Selected extract
I'm wondering about the side-by-side comparison section added in this edit. At first glance it seemed interesting, but when I look at the rest of the article it seems a but unwieldy and redundant. Earlier in the article we have several subsections with fairly detailed descriptions of each account. And if that's not enough, further down there's a large table explicitly noting the differences between accounts. I feel the more digested version is more accessible to readers than side-by-sides of the complete texts but the side-by-side could be interesting to some. Would it make sense to create a daughter article like Comparison of First Vision accounts? pinging User:Epachamo and User:John Foxe ~Awilley (talk) 04:56, 28 February 2020 (UTC)

Hmm. I can see advantages to both. John Foxe (talk) 15:40, 28 February 2020 (UTC)
Full disclosure, it was me who added the side-by-side comparison. I put it at the end so as not to take away from the simplicity of the 'digested version.' A casual reader can get the general overview, and the reader who finds the complete texts interesting can get what they want as well. If there is a new daughter article, I think it should include ALL of the 'redundant sections', and just keep in this article a summary of the salient points. I am willing to create the new daughter article if it is agreed that this should be the case. It could also include comparisons of secondary accounts as well, which would definitely be unwieldy in this article, but be interesting to some. Unless you object Awilley or John Foxe, I will start to make the change. Epachamo (talk) 15:39, 29 February 2020 (UTC)
That's fine with me. (I pinged you because you had added the new section). As for what happens with this article if/when the daughter is created, I think the new section should go entirely and the other ones might merit some prudent trimming and a {{main article}} template at the top of the section. ~Awilley (talk) 18:16, 1 March 2020 (UTC)
Ok, I'll give it another week of waiting, and if I haven't heard anything by then, I will begin a draft article and invite both of you for editing. My intent would be to include the new section entirely, add content from the other sections. Once it is live and accepted, then prune this current article down to a single section. Epachamo (talk) 15:17, 6 March 2020 (UTC)

I have created Draft:Comparison of First Vision accounts and invite you both, and anyone else to collaborate as you have time. So far I just copied all content from the article that dealt in comparing the first vision accounts. Epachamo (talk) 00:30, 19 March 2020 (UTC)

I looked at your draft. That's a good amount of work. Personally, I don't think a daughter article is the way to go. I don't see a comparison of the accounts as being a separate topic from the vision itself. I think the comparison, at a moderate level of detail, is really a core part of understanding the vision and that severing it from the main article reduces understanding. It's probable that the majority of the people who go to the main article will not see the little link mentioning the comparison article but would see the huge comparison chart if it stayed in the main article. For writers there would now be the burden of always wondering whether something should go in the main article, the comparison article, or both. The issue is not very clear cut, like it was for the cunning folk article. (Good work on that, by the way.)

What you need to do
1. In the discussion about comparing the First Vision accounts, what is the name of the draft article that Epachamo created?
2. Extend the talk-page discussion about the First Vision accounts, picking up right after its final sentence.
The records that follow were drawn from a separate source and have no connection to the text.

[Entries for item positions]
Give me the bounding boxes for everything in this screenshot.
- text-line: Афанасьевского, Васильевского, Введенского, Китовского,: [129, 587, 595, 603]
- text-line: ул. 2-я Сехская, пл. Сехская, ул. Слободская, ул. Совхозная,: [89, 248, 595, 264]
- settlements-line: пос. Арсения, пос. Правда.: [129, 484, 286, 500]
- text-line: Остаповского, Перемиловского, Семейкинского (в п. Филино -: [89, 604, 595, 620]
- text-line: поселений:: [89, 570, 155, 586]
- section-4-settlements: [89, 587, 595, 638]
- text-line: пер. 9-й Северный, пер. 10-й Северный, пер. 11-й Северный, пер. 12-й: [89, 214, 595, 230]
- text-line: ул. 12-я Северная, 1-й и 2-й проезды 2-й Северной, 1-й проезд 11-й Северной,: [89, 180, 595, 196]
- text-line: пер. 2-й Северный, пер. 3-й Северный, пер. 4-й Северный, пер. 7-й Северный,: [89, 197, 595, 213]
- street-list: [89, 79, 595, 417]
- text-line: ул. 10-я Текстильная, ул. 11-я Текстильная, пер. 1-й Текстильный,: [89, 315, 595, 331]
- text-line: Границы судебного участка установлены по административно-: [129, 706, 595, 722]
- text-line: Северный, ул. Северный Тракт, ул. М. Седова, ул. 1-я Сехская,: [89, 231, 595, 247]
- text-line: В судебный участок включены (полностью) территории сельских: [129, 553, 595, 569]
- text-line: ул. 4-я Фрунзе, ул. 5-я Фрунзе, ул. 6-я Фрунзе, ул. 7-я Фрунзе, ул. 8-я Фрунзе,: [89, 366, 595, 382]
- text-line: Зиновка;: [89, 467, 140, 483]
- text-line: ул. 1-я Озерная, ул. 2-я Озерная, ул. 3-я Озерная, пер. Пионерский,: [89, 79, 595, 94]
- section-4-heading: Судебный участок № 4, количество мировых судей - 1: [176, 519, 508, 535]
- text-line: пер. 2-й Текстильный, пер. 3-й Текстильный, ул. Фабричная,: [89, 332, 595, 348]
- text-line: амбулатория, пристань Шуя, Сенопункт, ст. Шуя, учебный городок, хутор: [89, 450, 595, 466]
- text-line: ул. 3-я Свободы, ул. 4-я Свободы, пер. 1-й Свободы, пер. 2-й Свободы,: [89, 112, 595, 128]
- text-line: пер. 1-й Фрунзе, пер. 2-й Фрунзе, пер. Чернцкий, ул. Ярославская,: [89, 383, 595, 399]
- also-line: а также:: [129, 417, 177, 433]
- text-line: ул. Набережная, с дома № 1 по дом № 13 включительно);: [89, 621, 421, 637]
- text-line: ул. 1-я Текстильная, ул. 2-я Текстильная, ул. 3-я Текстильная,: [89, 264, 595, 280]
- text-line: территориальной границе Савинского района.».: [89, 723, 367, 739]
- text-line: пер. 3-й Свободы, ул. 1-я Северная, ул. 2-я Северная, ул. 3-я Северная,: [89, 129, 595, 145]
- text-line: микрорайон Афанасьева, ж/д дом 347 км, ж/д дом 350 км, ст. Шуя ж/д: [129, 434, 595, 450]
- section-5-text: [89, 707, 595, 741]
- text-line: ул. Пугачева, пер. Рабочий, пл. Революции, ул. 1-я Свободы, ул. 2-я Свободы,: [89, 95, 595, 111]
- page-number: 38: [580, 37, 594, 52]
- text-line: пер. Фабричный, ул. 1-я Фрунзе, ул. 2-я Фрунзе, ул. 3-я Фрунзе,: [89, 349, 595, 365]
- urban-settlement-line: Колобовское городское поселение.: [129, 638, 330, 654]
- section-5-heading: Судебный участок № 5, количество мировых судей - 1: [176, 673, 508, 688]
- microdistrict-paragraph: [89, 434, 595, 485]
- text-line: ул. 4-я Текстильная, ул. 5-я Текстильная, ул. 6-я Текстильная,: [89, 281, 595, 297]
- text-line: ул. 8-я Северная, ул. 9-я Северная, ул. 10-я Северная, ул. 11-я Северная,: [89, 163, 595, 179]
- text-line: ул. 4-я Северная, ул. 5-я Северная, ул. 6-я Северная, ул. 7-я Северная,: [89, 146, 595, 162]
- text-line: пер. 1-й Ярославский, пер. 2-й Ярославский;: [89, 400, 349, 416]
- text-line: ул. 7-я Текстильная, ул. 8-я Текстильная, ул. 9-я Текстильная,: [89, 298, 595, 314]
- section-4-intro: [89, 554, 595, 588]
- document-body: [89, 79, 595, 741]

---

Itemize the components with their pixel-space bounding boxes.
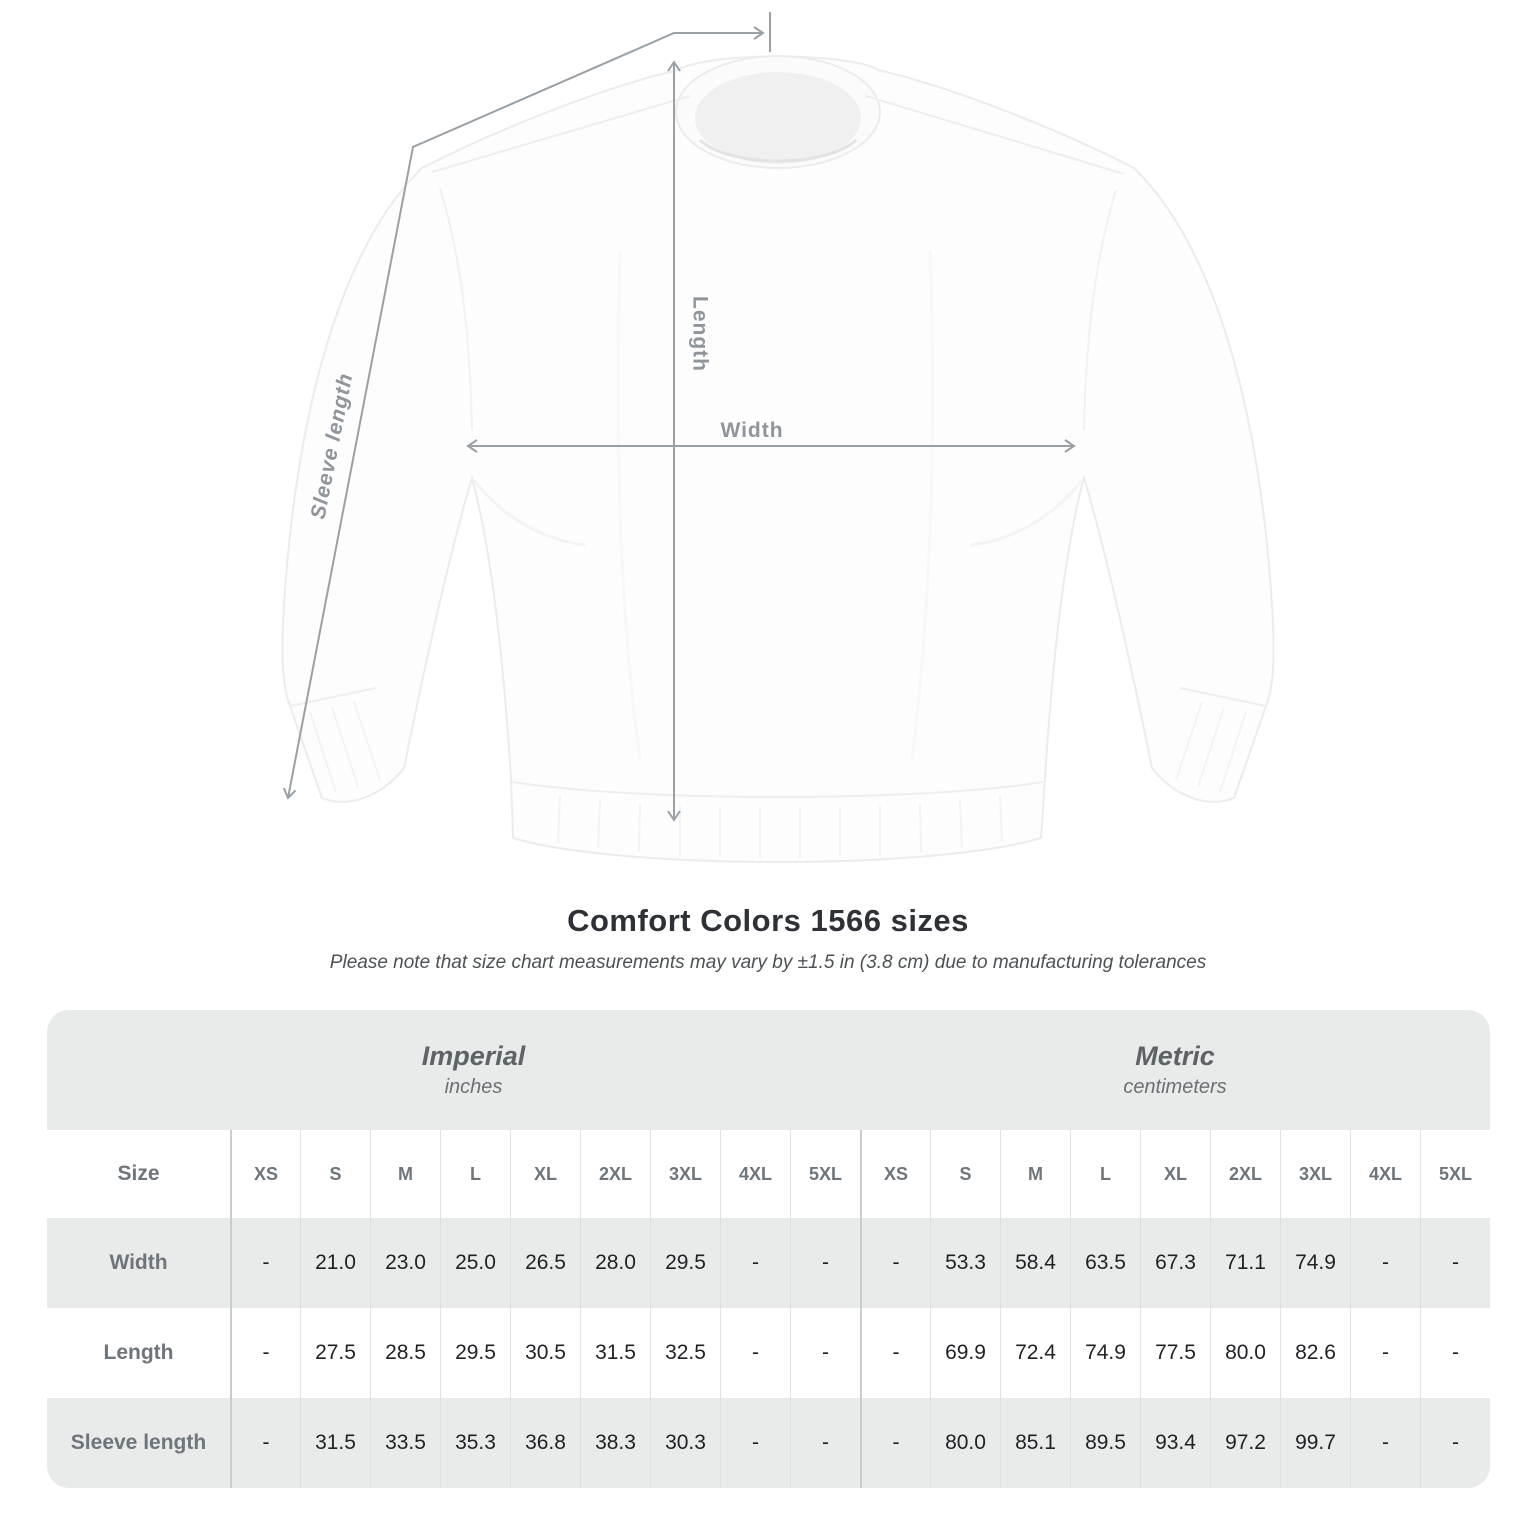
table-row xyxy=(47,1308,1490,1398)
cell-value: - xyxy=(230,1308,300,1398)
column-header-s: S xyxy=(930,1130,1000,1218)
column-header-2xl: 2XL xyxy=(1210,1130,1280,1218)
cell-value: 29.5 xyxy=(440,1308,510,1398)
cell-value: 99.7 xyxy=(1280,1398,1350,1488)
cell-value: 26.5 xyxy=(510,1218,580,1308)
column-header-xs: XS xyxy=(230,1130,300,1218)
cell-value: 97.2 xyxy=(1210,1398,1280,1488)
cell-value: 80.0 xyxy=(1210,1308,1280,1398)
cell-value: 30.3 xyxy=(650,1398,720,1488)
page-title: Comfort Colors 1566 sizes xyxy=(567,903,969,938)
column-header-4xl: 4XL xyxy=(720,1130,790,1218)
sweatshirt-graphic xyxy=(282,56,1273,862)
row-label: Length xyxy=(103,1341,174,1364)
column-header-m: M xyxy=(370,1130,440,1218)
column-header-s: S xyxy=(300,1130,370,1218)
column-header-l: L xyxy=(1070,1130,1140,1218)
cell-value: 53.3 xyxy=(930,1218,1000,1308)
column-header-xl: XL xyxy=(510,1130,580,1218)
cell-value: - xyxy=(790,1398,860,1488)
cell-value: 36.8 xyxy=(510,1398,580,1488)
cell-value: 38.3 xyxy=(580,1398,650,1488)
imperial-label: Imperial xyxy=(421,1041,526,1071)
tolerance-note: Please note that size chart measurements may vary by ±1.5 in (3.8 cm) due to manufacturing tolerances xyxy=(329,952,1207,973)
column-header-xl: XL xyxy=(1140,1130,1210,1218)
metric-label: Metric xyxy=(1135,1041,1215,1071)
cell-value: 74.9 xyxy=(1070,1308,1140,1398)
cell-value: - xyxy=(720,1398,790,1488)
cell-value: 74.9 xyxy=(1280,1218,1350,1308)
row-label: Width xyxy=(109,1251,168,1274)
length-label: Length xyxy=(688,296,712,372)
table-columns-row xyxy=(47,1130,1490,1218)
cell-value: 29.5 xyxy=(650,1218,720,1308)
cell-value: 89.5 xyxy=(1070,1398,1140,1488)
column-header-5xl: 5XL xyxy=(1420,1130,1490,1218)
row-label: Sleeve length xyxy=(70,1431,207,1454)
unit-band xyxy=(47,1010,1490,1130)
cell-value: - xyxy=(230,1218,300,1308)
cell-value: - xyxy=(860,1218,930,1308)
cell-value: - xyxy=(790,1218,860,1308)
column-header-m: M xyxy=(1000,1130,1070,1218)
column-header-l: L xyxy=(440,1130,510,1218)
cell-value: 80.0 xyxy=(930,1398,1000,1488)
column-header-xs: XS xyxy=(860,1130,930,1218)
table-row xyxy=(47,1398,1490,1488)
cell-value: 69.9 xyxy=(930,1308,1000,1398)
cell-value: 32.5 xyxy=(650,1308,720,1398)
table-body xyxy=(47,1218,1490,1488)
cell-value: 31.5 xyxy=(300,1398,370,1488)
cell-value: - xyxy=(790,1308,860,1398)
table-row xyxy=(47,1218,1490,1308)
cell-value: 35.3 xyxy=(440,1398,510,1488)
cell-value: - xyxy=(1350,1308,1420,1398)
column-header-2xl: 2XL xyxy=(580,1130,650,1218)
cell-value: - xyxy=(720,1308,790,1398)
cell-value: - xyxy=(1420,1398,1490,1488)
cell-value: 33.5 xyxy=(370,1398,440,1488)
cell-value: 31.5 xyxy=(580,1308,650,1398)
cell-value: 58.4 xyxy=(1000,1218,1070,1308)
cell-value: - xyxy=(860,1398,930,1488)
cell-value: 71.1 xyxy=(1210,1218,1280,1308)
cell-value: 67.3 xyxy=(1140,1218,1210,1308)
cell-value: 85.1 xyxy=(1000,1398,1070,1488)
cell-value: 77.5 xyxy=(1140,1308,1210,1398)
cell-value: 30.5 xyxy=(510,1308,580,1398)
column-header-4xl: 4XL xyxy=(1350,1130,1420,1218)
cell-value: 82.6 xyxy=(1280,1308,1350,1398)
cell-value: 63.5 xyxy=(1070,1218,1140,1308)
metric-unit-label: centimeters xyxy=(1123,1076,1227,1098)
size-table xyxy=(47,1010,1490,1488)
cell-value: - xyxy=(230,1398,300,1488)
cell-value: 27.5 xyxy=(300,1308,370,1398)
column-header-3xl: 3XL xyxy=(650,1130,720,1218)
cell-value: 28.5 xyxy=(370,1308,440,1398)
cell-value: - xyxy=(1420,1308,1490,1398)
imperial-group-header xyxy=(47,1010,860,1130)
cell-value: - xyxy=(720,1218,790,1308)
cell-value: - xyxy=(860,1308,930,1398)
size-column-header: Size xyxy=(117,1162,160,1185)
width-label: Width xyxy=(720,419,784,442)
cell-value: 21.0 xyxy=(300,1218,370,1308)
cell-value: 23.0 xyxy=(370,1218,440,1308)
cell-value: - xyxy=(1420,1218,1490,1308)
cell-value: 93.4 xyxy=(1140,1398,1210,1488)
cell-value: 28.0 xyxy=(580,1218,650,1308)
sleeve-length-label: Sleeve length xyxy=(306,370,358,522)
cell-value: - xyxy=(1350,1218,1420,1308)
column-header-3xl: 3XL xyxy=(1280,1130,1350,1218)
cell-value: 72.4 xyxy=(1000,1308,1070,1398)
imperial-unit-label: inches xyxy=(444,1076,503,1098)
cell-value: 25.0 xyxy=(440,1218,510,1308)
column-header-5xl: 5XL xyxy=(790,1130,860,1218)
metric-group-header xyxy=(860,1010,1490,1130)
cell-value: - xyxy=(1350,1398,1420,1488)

* * *

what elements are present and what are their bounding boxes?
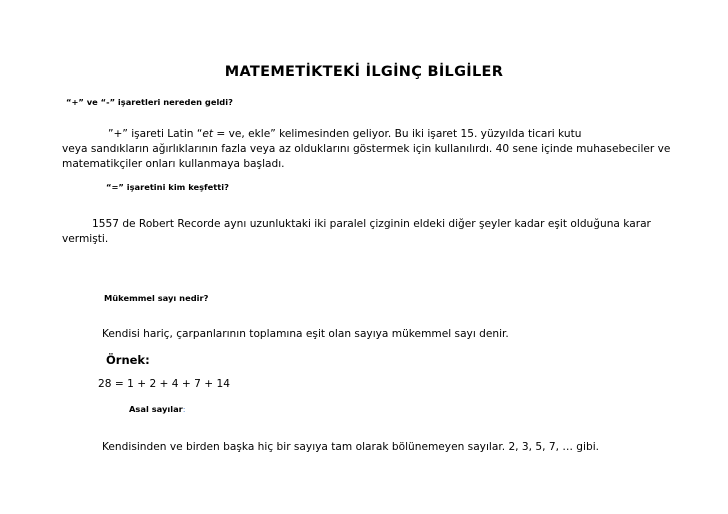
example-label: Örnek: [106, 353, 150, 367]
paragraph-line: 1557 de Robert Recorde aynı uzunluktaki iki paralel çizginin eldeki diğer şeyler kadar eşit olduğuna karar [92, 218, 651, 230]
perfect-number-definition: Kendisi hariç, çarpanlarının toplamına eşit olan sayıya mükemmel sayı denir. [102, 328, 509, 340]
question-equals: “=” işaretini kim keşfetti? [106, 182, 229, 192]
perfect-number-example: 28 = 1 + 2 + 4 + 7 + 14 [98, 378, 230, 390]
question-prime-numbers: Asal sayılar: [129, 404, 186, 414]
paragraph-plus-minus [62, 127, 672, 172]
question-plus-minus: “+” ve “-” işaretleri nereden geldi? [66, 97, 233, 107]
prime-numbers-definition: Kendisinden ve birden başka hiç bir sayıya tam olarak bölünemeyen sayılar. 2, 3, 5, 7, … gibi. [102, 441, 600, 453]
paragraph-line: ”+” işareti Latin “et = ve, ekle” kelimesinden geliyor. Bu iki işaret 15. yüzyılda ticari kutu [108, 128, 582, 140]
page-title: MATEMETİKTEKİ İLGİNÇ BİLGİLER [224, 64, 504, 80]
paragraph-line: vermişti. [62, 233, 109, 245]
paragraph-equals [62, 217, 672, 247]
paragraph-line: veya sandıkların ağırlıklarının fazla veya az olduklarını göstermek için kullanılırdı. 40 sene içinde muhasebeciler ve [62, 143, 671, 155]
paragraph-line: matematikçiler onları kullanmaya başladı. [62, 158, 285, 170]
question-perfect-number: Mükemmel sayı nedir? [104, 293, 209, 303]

Answers to the exercise
1. Draft:Comparison of First Vision accounts

2.
I just don't see the sense in having the different accounts presented in three different ways - in paragraph form, in a horizontal chart, and in a vertical chart. I think paragraph form and one chart is about right. If the chart had the accounts in the columns it could have increasingly detailed / trivial information in the lower rows of the chart. This might be a way to present the right level of detail for the amount of reading different people are putting in. Just a thought. — Preceding unsigned comment added by Davemc0 (talkcontribs) 04:27, 13 April 2020 (UTC)

I think in the comparison article in its current form is VERY incomplete. It could show ALL the accounts and even second hand recollections, which would make the daughter article more necessary than it is now. I will tell you that I myself came to this article trying to find a side by side comparison and did not find one. I then searched the internet and could not find one, which is why I added it. I completely agree that it is not interesting to every reader, but there is a subset of readers like myself who will find it extremely interesting. The current article is getting rather large and it will get larger over the next month, as several discussions are incomplete. Epachamo (talk) 21:21, 14 April 2020 (UTC)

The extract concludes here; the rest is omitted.